§ **Your instructions**
Render each line of the records as a JSON list of strings, one string per line. Omit blank lines and the pictures.

§ **Data to use**
○ ○ ○
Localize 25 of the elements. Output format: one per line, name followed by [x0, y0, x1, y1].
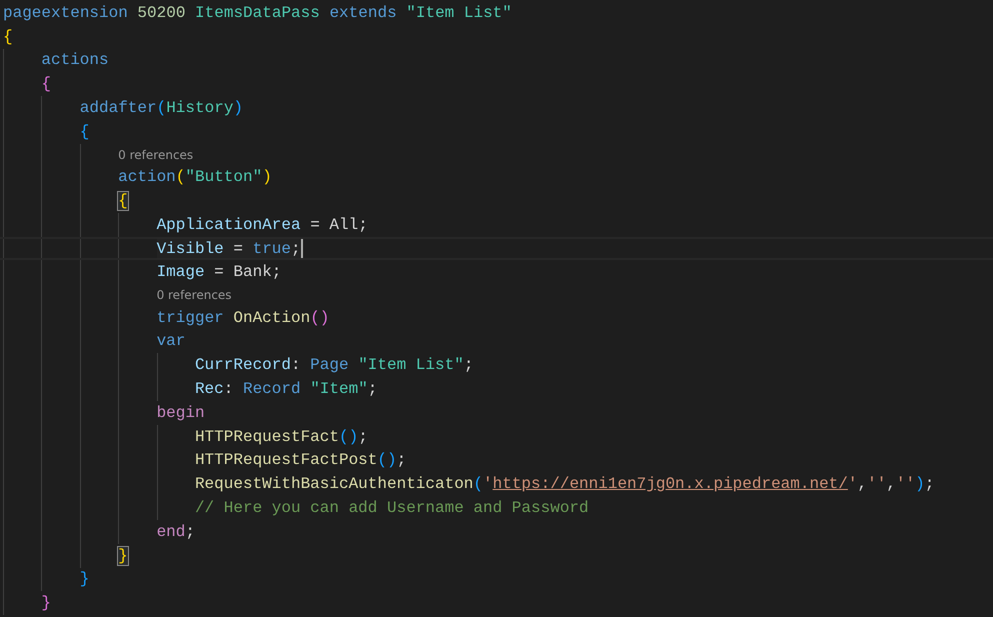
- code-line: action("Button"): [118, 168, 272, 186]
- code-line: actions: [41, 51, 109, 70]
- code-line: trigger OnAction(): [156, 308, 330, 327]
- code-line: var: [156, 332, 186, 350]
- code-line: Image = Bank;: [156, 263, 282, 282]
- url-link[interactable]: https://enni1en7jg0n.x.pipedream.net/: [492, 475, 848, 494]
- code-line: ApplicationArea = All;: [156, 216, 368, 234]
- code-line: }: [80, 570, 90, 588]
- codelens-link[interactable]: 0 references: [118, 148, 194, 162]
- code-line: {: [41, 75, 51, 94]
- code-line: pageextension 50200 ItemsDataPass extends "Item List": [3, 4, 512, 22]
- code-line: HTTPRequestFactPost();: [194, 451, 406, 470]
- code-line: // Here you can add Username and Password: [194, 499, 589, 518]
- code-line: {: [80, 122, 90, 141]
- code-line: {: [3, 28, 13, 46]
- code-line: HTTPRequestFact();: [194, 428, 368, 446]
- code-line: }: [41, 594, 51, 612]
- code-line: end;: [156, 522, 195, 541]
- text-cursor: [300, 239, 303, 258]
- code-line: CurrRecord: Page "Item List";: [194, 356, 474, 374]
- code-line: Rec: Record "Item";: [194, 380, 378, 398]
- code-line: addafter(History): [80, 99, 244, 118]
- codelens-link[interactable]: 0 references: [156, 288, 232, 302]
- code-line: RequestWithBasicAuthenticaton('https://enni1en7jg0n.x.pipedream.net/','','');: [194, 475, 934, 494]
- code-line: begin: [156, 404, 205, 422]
○ ○ ○
§ **Worked answer**
[
  "Localize 25 of the elements. Output format: one per line, name followed by [x0, y0, x1, y1].",
  "- code-line: action(\"Button\"): [118, 168, 272, 186]",
  "- code-line: actions: [41, 51, 109, 70]",
  "- code-line: trigger OnAction(): [156, 308, 330, 327]",
  "- code-line: var: [156, 332, 186, 350]",
  "- code-line: Image = Bank;: [156, 263, 282, 282]",
  "- url-link[interactable]: https://enni1en7jg0n.x.pipedream.net/: [492, 475, 848, 494]",
  "- code-line: ApplicationArea = All;: [156, 216, 368, 234]",
  "- code-line: }: [80, 570, 90, 588]",
  "- codelens-link[interactable]: 0 references: [118, 148, 194, 162]",
  "- code-line: {: [41, 75, 51, 94]",
  "- code-line: pageextension 50200 ItemsDataPass extends \"Item List\": [3, 4, 512, 22]",
  "- code-line: HTTPRequestFactPost();: [194, 451, 406, 470]",
  "- code-line: // Here you can add Username and Password: [194, 499, 589, 518]",
  "- code-line: {: [80, 122, 90, 141]",
  "- code-line: {: [3, 28, 13, 46]",
  "- code-line: HTTPRequestFact();: [194, 428, 368, 446]",
  "- code-line: }: [41, 594, 51, 612]",
  "- code-line: end;: [156, 522, 195, 541]",
  "- text-cursor: [300, 239, 303, 258]",
  "- code-line: CurrRecord: Page \"Item List\";: [194, 356, 474, 374]",
  "- code-line: Rec: Record \"Item\";: [194, 380, 378, 398]",
  "- code-line: addafter(History): [80, 99, 244, 118]",
  "- codelens-link[interactable]: 0 references: [156, 288, 232, 302]",
  "- code-line: RequestWithBasicAuthenticaton('https://enni1en7jg0n.x.pipedream.net/','','');: [194, 475, 934, 494]",
  "- code-line: begin: [156, 404, 205, 422]"
]